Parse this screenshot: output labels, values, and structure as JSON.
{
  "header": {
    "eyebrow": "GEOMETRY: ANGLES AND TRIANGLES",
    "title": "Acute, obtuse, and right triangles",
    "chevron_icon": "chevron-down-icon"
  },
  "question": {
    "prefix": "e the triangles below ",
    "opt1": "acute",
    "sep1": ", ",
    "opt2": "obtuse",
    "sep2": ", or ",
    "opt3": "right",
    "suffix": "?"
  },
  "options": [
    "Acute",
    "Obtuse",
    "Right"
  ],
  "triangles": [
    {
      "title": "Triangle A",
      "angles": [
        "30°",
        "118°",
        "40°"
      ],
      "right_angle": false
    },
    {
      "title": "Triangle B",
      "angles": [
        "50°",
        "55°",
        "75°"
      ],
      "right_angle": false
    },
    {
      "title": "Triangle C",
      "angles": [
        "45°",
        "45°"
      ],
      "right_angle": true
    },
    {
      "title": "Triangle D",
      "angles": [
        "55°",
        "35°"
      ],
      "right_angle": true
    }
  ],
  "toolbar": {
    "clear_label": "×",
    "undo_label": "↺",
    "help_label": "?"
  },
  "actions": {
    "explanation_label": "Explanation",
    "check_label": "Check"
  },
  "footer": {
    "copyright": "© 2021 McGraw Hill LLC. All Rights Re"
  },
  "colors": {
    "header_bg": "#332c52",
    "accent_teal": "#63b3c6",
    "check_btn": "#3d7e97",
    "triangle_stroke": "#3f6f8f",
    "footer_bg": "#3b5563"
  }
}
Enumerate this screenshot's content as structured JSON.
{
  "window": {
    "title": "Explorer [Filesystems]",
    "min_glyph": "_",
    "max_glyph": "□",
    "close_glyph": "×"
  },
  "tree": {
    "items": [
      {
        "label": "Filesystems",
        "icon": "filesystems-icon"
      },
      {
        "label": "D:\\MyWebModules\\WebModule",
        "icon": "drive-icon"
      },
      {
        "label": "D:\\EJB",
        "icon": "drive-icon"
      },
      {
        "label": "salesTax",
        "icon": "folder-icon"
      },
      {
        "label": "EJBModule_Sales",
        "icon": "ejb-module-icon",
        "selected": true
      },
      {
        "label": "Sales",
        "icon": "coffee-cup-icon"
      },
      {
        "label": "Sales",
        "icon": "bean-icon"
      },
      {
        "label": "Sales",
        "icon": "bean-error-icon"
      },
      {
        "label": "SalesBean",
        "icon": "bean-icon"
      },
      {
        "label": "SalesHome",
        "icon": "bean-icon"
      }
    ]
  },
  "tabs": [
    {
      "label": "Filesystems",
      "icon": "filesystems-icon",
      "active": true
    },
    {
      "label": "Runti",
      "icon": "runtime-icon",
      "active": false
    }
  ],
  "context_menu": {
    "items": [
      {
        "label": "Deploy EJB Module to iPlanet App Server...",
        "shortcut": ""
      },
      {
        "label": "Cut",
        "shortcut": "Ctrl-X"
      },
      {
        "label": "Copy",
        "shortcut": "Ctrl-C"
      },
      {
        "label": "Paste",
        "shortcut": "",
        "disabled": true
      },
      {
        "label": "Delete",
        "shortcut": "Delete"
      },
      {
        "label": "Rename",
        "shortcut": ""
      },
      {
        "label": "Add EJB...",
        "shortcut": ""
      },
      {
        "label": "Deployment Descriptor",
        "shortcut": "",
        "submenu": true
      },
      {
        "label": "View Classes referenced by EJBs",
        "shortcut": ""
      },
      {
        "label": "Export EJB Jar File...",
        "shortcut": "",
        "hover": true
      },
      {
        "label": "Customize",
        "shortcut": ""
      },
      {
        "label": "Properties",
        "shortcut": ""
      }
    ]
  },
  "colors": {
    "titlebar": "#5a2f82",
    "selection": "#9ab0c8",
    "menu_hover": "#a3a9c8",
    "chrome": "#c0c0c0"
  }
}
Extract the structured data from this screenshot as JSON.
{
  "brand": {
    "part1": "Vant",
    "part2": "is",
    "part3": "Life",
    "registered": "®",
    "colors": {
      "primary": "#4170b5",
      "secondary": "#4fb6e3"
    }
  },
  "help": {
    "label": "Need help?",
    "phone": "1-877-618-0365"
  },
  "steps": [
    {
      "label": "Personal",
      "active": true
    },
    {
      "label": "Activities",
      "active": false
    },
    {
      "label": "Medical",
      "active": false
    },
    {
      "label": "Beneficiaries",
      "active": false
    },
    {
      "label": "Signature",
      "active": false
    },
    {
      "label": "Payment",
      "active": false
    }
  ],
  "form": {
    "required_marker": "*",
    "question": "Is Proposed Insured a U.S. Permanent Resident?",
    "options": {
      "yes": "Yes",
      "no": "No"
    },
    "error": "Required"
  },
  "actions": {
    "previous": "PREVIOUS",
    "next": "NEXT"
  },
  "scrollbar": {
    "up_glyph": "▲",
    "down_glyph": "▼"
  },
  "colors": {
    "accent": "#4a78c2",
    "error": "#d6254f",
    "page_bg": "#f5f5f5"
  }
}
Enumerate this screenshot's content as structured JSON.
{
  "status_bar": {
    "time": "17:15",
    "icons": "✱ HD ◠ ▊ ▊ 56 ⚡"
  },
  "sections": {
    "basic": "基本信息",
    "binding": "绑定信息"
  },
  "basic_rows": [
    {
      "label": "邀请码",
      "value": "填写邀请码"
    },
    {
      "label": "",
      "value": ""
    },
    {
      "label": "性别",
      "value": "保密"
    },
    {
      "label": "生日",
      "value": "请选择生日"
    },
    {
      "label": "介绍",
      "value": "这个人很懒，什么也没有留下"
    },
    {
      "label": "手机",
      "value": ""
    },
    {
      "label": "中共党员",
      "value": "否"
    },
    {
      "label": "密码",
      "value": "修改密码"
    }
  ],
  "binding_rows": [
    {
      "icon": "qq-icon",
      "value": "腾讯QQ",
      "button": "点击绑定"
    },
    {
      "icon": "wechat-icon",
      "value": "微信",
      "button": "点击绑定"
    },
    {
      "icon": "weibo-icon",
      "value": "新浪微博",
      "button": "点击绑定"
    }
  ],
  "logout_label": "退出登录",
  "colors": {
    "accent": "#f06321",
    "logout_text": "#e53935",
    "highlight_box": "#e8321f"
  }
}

____

▸ Stated exercise: Write out the complete set of records exactly as given.

▸ Answer to this problem:
Parse this screenshot: output labels, values, and structure as JSON.
{
  "header": {
    "eyebrow": "GEOMETRY: ANGLES AND TRIANGLES",
    "title": "Acute, obtuse, and right triangles",
    "chevron_icon": "chevron-down-icon"
  },
  "question": {
    "prefix": "e the triangles below ",
    "opt1": "acute",
    "sep1": ", ",
    "opt2": "obtuse",
    "sep2": ", or ",
    "opt3": "right",
    "suffix": "?"
  },
  "options": [
    "Acute",
    "Obtuse",
    "Right"
  ],
  "triangles": [
    {
      "title": "Triangle A",
      "angles": [
        "30°",
        "118°",
        "40°"
      ],
      "right_angle": false
    },
    {
      "title": "Triangle B",
      "angles": [
        "50°",
        "55°",
        "75°"
      ],
      "right_angle": false
    },
    {
      "title": "Triangle C",
      "angles": [
        "45°",
        "45°"
      ],
      "right_angle": true
    },
    {
      "title": "Triangle D",
      "angles": [
        "55°",
        "35°"
      ],
      "right_angle": true
    }
  ],
  "toolbar": {
    "clear_label": "×",
    "undo_label": "↺",
    "help_label": "?"
  },
  "actions": {
    "explanation_label": "Explanation",
    "check_label": "Check"
  },
  "footer": {
    "copyright": "© 2021 McGraw Hill LLC. All Rights Re"
  },
  "colors": {
    "header_bg": "#332c52",
    "accent_teal": "#63b3c6",
    "check_btn": "#3d7e97",
    "triangle_stroke": "#3f6f8f",
    "footer_bg": "#3b5563"
  }
}
Enumerate this screenshot's content as structured JSON.
{
  "window": {
    "title": "Explorer [Filesystems]",
    "min_glyph": "_",
    "max_glyph": "□",
    "close_glyph": "×"
  },
  "tree": {
    "items": [
      {
        "label": "Filesystems",
        "icon": "filesystems-icon"
      },
      {
        "label": "D:\\MyWebModules\\WebModule",
        "icon": "drive-icon"
      },
      {
        "label": "D:\\EJB",
        "icon": "drive-icon"
      },
      {
        "label": "salesTax",
        "icon": "folder-icon"
      },
      {
        "label": "EJBModule_Sales",
        "icon": "ejb-module-icon",
        "selected": true
      },
      {
        "label": "Sales",
        "icon": "coffee-cup-icon"
      },
      {
        "label": "Sales",
        "icon": "bean-icon"
      },
      {
        "label": "Sales",
        "icon": "bean-error-icon"
      },
      {
        "label": "SalesBean",
        "icon": "bean-icon"
      },
      {
        "label": "SalesHome",
        "icon": "bean-icon"
      }
    ]
  },
  "tabs": [
    {
      "label": "Filesystems",
      "icon": "filesystems-icon",
      "active": true
    },
    {
      "label": "Runti",
      "icon": "runtime-icon",
      "active": false
    }
  ],
  "context_menu": {
    "items": [
      {
        "label": "Deploy EJB Module to iPlanet App Server...",
        "shortcut": ""
      },
      {
        "label": "Cut",
        "shortcut": "Ctrl-X"
      },
      {
        "label": "Copy",
        "shortcut": "Ctrl-C"
      },
      {
        "label": "Paste",
        "shortcut": "",
        "disabled": true
      },
      {
        "label": "Delete",
        "shortcut": "Delete"
      },
      {
        "label": "Rename",
        "shortcut": ""
      },
      {
        "label": "Add EJB...",
        "shortcut": ""
      },
      {
        "label": "Deployment Descriptor",
        "shortcut": "",
        "submenu": true
      },
      {
        "label": "View Classes referenced by EJBs",
        "shortcut": ""
      },
      {
        "label": "Export EJB Jar File...",
        "shortcut": "",
        "hover": true
      },
      {
        "label": "Customize",
        "shortcut": ""
      },
      {
        "label": "Properties",
        "shortcut": ""
      }
    ]
  },
  "colors": {
    "titlebar": "#5a2f82",
    "selection": "#9ab0c8",
    "menu_hover": "#a3a9c8",
    "chrome": "#c0c0c0"
  }
}
Extract the structured data from this screenshot as JSON.
{
  "brand": {
    "part1": "Vant",
    "part2": "is",
    "part3": "Life",
    "registered": "®",
    "colors": {
      "primary": "#4170b5",
      "secondary": "#4fb6e3"
    }
  },
  "help": {
    "label": "Need help?",
    "phone": "1-877-618-0365"
  },
  "steps": [
    {
      "label": "Personal",
      "active": true
    },
    {
      "label": "Activities",
      "active": false
    },
    {
      "label": "Medical",
      "active": false
    },
    {
      "label": "Beneficiaries",
      "active": false
    },
    {
      "label": "Signature",
      "active": false
    },
    {
      "label": "Payment",
      "active": false
    }
  ],
  "form": {
    "required_marker": "*",
    "question": "Is Proposed Insured a U.S. Permanent Resident?",
    "options": {
      "yes": "Yes",
      "no": "No"
    },
    "error": "Required"
  },
  "actions": {
    "previous": "PREVIOUS",
    "next": "NEXT"
  },
  "scrollbar": {
    "up_glyph": "▲",
    "down_glyph": "▼"
  },
  "colors": {
    "accent": "#4a78c2",
    "error": "#d6254f",
    "page_bg": "#f5f5f5"
  }
}
Enumerate this screenshot's content as structured JSON.
{
  "status_bar": {
    "time": "17:15",
    "icons": "✱ HD ◠ ▊ ▊ 56 ⚡"
  },
  "sections": {
    "basic": "基本信息",
    "binding": "绑定信息"
  },
  "basic_rows": [
    {
      "label": "邀请码",
      "value": "填写邀请码"
    },
    {
      "label": "",
      "value": ""
    },
    {
      "label": "性别",
      "value": "保密"
    },
    {
      "label": "生日",
      "value": "请选择生日"
    },
    {
      "label": "介绍",
      "value": "这个人很懒，什么也没有留下"
    },
    {
      "label": "手机",
      "value": ""
    },
    {
      "label": "中共党员",
      "value": "否"
    },
    {
      "label": "密码",
      "value": "修改密码"
    }
  ],
  "binding_rows": [
    {
      "icon": "qq-icon",
      "value": "腾讯QQ",
      "button": "点击绑定"
    },
    {
      "icon": "wechat-icon",
      "value": "微信",
      "button": "点击绑定"
    },
    {
      "icon": "weibo-icon",
      "value": "新浪微博",
      "button": "点击绑定"
    }
  ],
  "logout_label": "退出登录",
  "colors": {
    "accent": "#f06321",
    "logout_text": "#e53935",
    "highlight_box": "#e8321f"
  }
}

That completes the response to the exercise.